Description of the task: The full set of lines below has to be duplicated exactly, with no picture kept.

(Image records of document pages)
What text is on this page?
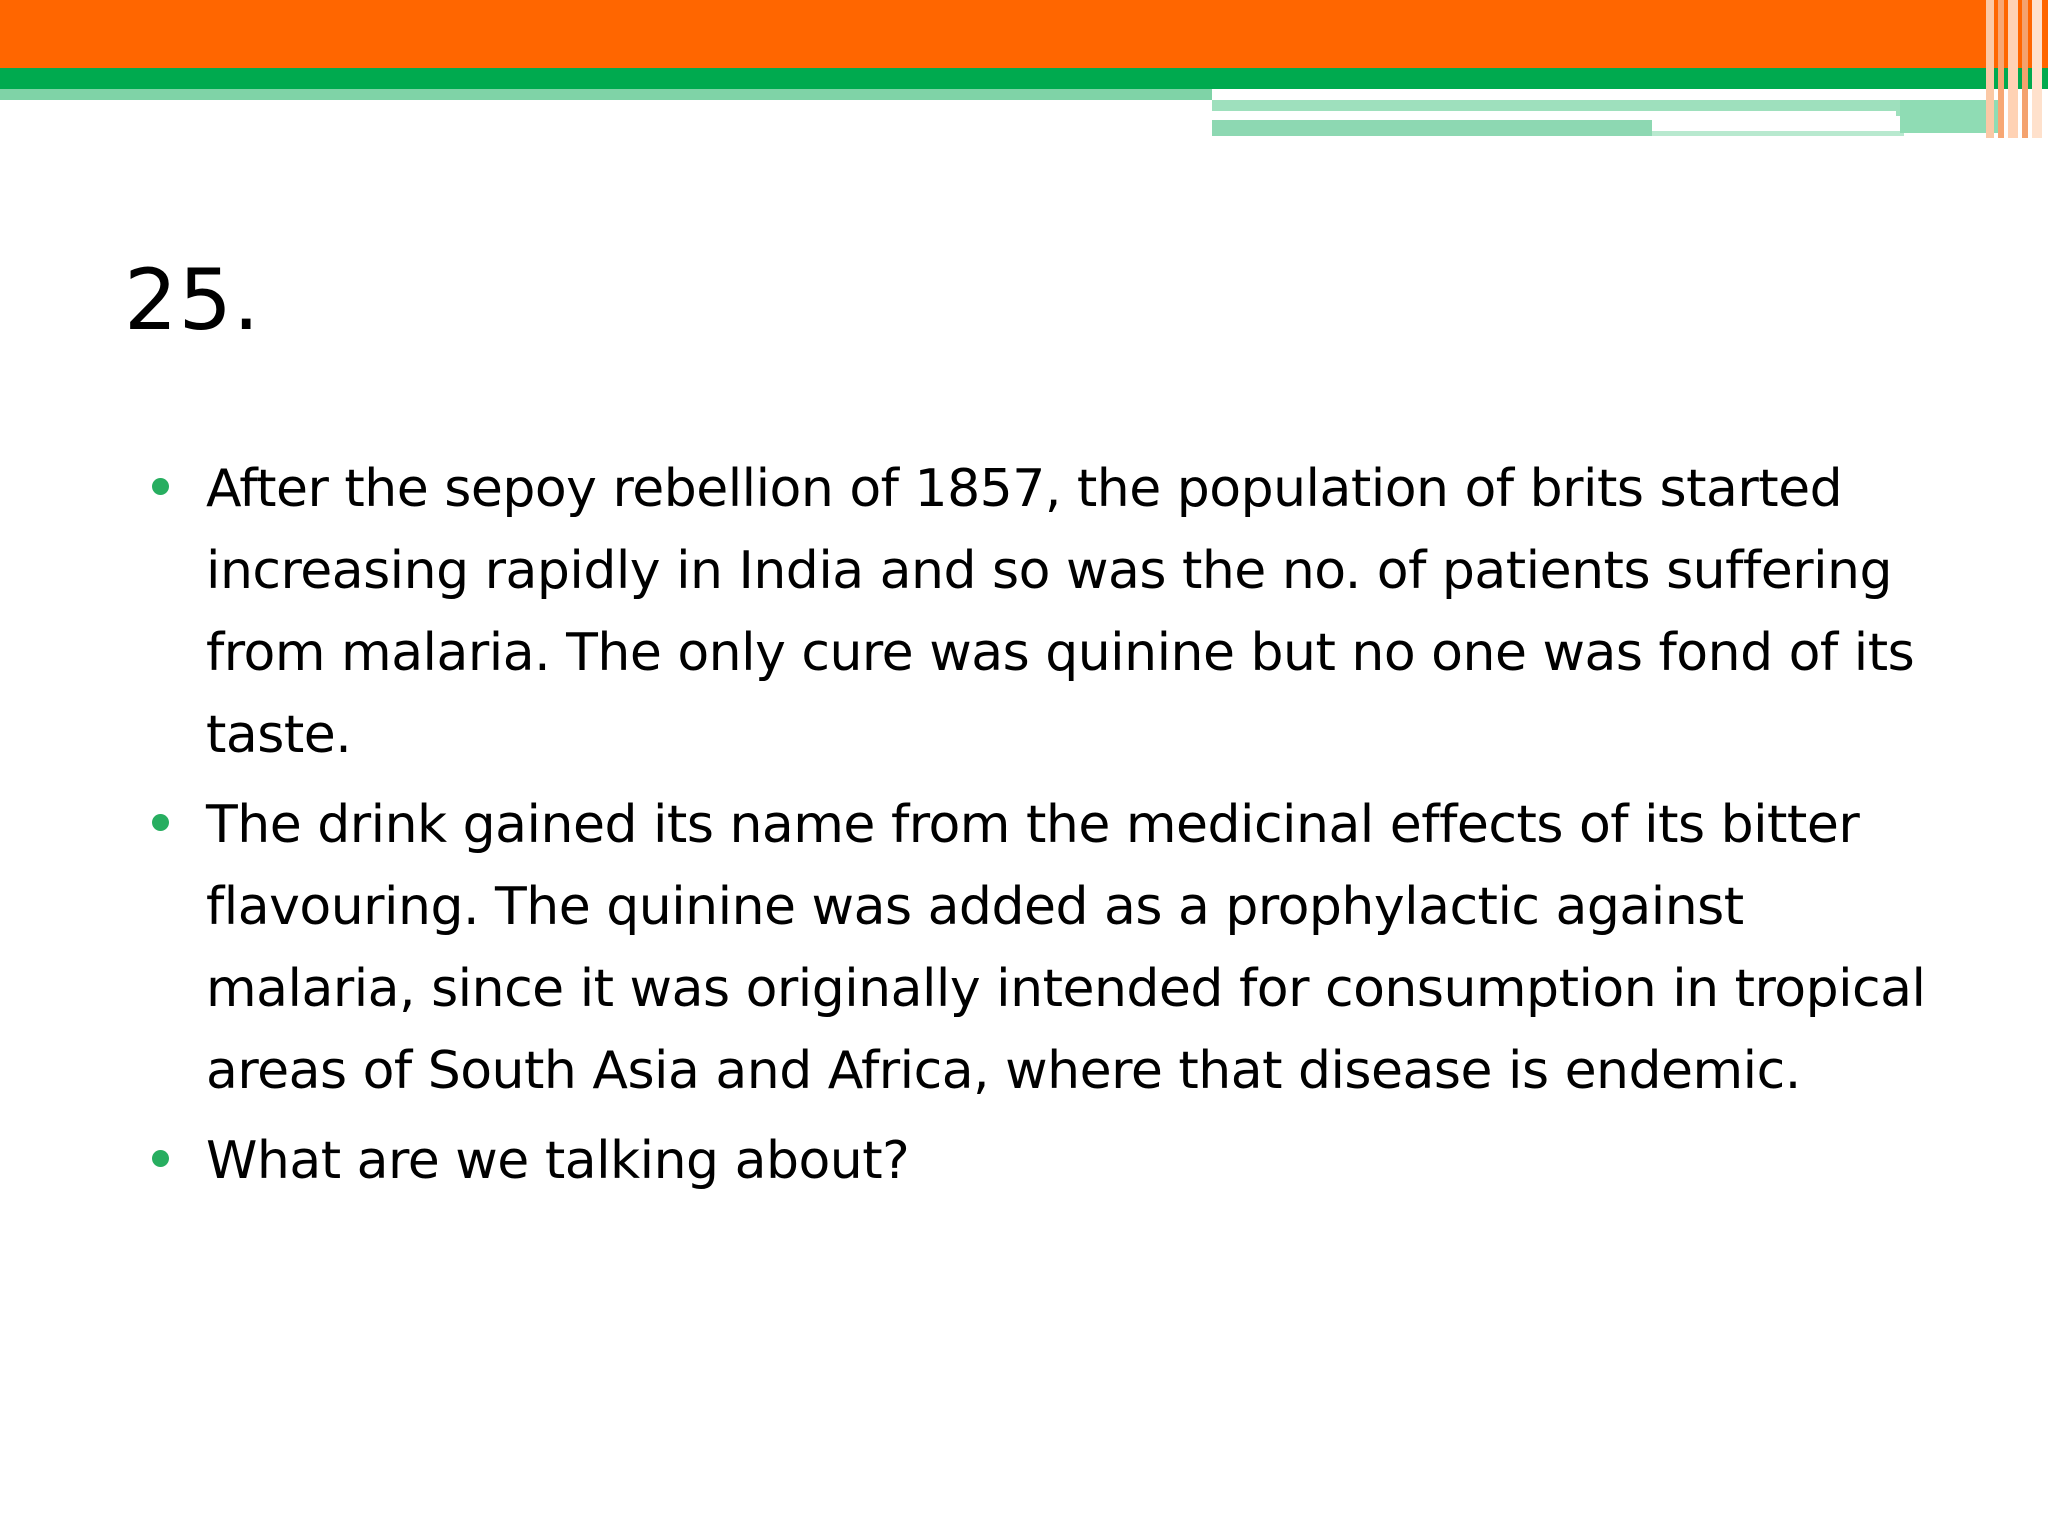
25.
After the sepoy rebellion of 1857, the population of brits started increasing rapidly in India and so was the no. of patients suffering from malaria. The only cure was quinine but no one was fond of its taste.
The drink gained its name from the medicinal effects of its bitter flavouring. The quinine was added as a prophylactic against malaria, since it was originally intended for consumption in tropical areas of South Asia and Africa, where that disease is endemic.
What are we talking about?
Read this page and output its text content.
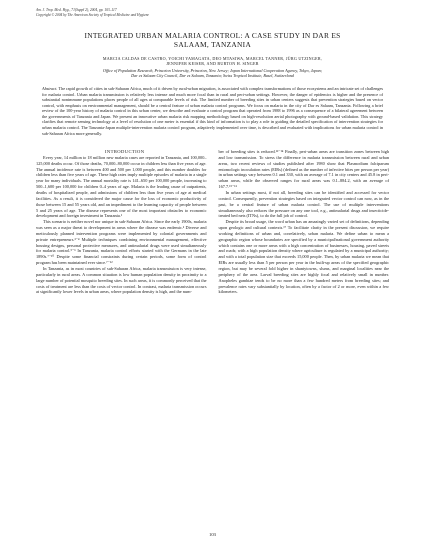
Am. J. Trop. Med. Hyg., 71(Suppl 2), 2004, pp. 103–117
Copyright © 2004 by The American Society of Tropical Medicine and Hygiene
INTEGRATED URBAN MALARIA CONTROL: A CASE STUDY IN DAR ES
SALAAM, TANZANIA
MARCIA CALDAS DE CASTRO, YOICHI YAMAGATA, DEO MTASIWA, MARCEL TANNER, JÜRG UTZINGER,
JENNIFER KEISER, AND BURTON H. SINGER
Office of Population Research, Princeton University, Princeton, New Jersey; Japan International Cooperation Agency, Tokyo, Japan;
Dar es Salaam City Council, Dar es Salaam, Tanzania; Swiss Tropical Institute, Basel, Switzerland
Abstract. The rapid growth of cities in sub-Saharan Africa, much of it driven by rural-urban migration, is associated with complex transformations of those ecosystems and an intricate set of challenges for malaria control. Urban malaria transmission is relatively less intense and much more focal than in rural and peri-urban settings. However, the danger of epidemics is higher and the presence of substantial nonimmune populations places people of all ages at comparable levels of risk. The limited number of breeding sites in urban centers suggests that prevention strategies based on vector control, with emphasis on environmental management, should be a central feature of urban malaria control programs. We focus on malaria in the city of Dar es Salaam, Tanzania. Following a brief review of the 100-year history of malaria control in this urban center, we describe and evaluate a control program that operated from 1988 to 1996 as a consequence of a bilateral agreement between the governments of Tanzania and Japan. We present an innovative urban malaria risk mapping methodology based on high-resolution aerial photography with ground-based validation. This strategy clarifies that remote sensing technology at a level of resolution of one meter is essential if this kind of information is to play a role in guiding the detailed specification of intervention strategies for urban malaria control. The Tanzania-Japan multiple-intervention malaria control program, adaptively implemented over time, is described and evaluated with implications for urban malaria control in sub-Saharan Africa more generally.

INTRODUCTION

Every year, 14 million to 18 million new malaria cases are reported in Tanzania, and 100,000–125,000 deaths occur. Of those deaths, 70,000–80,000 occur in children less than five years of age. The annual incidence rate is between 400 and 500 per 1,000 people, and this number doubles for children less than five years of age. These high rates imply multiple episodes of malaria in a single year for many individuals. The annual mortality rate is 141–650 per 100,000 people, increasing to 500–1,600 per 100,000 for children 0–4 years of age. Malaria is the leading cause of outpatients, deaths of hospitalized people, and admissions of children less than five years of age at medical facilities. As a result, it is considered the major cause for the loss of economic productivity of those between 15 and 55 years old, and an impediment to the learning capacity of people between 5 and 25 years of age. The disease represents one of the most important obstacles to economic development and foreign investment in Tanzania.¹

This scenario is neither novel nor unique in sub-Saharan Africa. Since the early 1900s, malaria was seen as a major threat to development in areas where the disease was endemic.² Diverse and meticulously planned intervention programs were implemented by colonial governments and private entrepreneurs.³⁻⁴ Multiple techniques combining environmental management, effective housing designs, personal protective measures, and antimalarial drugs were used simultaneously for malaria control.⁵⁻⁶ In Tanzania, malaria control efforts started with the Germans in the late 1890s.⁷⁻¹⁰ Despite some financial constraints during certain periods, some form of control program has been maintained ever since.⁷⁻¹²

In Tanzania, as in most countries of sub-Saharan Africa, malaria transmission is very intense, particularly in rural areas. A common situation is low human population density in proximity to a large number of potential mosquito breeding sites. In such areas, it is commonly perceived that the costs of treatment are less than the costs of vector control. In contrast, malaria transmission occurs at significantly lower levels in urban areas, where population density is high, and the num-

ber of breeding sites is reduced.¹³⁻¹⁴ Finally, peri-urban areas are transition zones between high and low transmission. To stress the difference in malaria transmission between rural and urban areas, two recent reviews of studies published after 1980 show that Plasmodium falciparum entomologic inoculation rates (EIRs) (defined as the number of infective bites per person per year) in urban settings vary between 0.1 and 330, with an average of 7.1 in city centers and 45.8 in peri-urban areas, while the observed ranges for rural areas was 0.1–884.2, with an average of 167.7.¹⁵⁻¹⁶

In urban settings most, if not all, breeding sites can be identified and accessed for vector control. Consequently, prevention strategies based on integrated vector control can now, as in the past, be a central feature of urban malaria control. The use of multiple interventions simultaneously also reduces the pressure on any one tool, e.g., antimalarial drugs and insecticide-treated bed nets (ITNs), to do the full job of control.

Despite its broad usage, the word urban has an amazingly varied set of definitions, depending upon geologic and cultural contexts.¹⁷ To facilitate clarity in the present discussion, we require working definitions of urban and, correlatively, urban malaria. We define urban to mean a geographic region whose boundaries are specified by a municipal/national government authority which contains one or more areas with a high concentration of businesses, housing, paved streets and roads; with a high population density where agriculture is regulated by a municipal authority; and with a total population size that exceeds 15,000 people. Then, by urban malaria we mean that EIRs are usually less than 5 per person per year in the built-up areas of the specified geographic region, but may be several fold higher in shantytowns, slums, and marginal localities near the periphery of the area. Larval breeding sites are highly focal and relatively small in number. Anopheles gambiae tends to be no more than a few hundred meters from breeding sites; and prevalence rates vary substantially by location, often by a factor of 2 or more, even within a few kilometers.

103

Exercise response:
What text is on this page?
25.
After the sepoy rebellion of 1857, the population of brits started increasing rapidly in India and so was the no. of patients suffering from malaria. The only cure was quinine but no one was fond of its taste.
The drink gained its name from the medicinal effects of its bitter flavouring. The quinine was added as a prophylactic against malaria, since it was originally intended for consumption in tropical areas of South Asia and Africa, where that disease is endemic.
What are we talking about?
Read this page and output its text content.
Am. J. Trop. Med. Hyg., 71(Suppl 2), 2004, pp. 103–117
Copyright © 2004 by The American Society of Tropical Medicine and Hygiene
INTEGRATED URBAN MALARIA CONTROL: A CASE STUDY IN DAR ES
SALAAM, TANZANIA
MARCIA CALDAS DE CASTRO, YOICHI YAMAGATA, DEO MTASIWA, MARCEL TANNER, JÜRG UTZINGER,
JENNIFER KEISER, AND BURTON H. SINGER
Office of Population Research, Princeton University, Princeton, New Jersey; Japan International Cooperation Agency, Tokyo, Japan;
Dar es Salaam City Council, Dar es Salaam, Tanzania; Swiss Tropical Institute, Basel, Switzerland
Abstract. The rapid growth of cities in sub-Saharan Africa, much of it driven by rural-urban migration, is associated with complex transformations of those ecosystems and an intricate set of challenges for malaria control. Urban malaria transmission is relatively less intense and much more focal than in rural and peri-urban settings. However, the danger of epidemics is higher and the presence of substantial nonimmune populations places people of all ages at comparable levels of risk. The limited number of breeding sites in urban centers suggests that prevention strategies based on vector control, with emphasis on environmental management, should be a central feature of urban malaria control programs. We focus on malaria in the city of Dar es Salaam, Tanzania. Following a brief review of the 100-year history of malaria control in this urban center, we describe and evaluate a control program that operated from 1988 to 1996 as a consequence of a bilateral agreement between the governments of Tanzania and Japan. We present an innovative urban malaria risk mapping methodology based on high-resolution aerial photography with ground-based validation. This strategy clarifies that remote sensing technology at a level of resolution of one meter is essential if this kind of information is to play a role in guiding the detailed specification of intervention strategies for urban malaria control. The Tanzania-Japan multiple-intervention malaria control program, adaptively implemented over time, is described and evaluated with implications for urban malaria control in sub-Saharan Africa more generally.

INTRODUCTION

Every year, 14 million to 18 million new malaria cases are reported in Tanzania, and 100,000–125,000 deaths occur. Of those deaths, 70,000–80,000 occur in children less than five years of age. The annual incidence rate is between 400 and 500 per 1,000 people, and this number doubles for children less than five years of age. These high rates imply multiple episodes of malaria in a single year for many individuals. The annual mortality rate is 141–650 per 100,000 people, increasing to 500–1,600 per 100,000 for children 0–4 years of age. Malaria is the leading cause of outpatients, deaths of hospitalized people, and admissions of children less than five years of age at medical facilities. As a result, it is considered the major cause for the loss of economic productivity of those between 15 and 55 years old, and an impediment to the learning capacity of people between 5 and 25 years of age. The disease represents one of the most important obstacles to economic development and foreign investment in Tanzania.¹

This scenario is neither novel nor unique in sub-Saharan Africa. Since the early 1900s, malaria was seen as a major threat to development in areas where the disease was endemic.² Diverse and meticulously planned intervention programs were implemented by colonial governments and private entrepreneurs.³⁻⁴ Multiple techniques combining environmental management, effective housing designs, personal protective measures, and antimalarial drugs were used simultaneously for malaria control.⁵⁻⁶ In Tanzania, malaria control efforts started with the Germans in the late 1890s.⁷⁻¹⁰ Despite some financial constraints during certain periods, some form of control program has been maintained ever since.⁷⁻¹²

In Tanzania, as in most countries of sub-Saharan Africa, malaria transmission is very intense, particularly in rural areas. A common situation is low human population density in proximity to a large number of potential mosquito breeding sites. In such areas, it is commonly perceived that the costs of treatment are less than the costs of vector control. In contrast, malaria transmission occurs at significantly lower levels in urban areas, where population density is high, and the num-

ber of breeding sites is reduced.¹³⁻¹⁴ Finally, peri-urban areas are transition zones between high and low transmission. To stress the difference in malaria transmission between rural and urban areas, two recent reviews of studies published after 1980 show that Plasmodium falciparum entomologic inoculation rates (EIRs) (defined as the number of infective bites per person per year) in urban settings vary between 0.1 and 330, with an average of 7.1 in city centers and 45.8 in peri-urban areas, while the observed ranges for rural areas was 0.1–884.2, with an average of 167.7.¹⁵⁻¹⁶

In urban settings most, if not all, breeding sites can be identified and accessed for vector control. Consequently, prevention strategies based on integrated vector control can now, as in the past, be a central feature of urban malaria control. The use of multiple interventions simultaneously also reduces the pressure on any one tool, e.g., antimalarial drugs and insecticide-treated bed nets (ITNs), to do the full job of control.

Despite its broad usage, the word urban has an amazingly varied set of definitions, depending upon geologic and cultural contexts.¹⁷ To facilitate clarity in the present discussion, we require working definitions of urban and, correlatively, urban malaria. We define urban to mean a geographic region whose boundaries are specified by a municipal/national government authority which contains one or more areas with a high concentration of businesses, housing, paved streets and roads; with a high population density where agriculture is regulated by a municipal authority; and with a total population size that exceeds 15,000 people. Then, by urban malaria we mean that EIRs are usually less than 5 per person per year in the built-up areas of the specified geographic region, but may be several fold higher in shantytowns, slums, and marginal localities near the periphery of the area. Larval breeding sites are highly focal and relatively small in number. Anopheles gambiae tends to be no more than a few hundred meters from breeding sites; and prevalence rates vary substantially by location, often by a factor of 2 or more, even within a few kilometers.

103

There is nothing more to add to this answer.